--- START ---

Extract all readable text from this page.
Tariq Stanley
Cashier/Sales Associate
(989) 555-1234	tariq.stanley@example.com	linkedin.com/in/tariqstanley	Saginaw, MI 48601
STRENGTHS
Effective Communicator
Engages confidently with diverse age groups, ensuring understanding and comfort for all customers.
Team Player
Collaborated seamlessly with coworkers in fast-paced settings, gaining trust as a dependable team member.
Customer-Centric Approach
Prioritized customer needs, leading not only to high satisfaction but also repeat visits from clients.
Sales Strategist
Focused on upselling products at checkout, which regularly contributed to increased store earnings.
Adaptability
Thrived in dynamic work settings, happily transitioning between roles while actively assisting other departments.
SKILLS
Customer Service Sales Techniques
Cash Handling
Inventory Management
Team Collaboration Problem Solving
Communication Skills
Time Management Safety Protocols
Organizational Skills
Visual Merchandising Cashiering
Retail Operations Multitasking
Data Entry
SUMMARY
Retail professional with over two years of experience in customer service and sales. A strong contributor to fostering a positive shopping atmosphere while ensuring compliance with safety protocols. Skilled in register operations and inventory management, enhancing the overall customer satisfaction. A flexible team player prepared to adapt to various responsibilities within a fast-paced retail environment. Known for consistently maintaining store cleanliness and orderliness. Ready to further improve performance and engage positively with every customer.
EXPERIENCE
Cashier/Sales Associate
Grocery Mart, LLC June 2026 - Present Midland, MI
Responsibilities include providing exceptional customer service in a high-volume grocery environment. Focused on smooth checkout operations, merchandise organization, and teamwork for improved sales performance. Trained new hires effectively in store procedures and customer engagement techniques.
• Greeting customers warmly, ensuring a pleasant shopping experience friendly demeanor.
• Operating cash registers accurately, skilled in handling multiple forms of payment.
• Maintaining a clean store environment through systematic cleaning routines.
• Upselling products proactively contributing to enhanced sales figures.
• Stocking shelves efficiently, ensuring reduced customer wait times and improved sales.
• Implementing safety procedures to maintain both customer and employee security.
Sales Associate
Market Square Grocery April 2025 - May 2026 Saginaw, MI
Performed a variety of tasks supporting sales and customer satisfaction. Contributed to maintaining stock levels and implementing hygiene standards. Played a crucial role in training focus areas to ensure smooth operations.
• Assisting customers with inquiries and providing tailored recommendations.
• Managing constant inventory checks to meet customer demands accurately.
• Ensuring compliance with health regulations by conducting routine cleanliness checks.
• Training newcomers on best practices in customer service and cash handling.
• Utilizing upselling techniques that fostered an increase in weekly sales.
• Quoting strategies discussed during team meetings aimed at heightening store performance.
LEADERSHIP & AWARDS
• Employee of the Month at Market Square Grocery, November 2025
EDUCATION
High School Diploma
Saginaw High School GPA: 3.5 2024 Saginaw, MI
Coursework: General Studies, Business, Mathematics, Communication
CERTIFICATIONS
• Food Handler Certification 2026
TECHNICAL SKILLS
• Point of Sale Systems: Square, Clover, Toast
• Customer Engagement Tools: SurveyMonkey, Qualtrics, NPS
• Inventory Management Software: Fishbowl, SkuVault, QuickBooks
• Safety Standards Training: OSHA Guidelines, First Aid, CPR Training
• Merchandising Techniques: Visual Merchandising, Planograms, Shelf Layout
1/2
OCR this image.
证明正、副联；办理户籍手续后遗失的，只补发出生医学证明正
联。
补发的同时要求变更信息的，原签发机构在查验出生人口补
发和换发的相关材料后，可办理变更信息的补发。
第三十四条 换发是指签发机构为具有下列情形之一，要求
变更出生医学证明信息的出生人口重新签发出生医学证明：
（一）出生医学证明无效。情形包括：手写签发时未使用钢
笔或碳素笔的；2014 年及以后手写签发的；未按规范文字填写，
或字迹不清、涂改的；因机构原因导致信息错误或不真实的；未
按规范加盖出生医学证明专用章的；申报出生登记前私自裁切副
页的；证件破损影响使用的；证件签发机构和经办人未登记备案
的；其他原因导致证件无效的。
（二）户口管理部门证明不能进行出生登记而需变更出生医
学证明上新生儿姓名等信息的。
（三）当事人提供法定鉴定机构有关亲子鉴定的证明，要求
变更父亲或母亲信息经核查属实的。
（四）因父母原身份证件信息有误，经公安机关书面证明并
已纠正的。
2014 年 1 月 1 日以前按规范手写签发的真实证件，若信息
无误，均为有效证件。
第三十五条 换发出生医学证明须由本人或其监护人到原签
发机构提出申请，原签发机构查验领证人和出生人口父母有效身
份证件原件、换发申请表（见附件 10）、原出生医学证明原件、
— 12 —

--- END ---

▶ **YOUR INSTRUCTIONS**
Using the material above, work out how many lines contain the string "Square". Give that number alone.

▶ **FULL RESPONSE**
3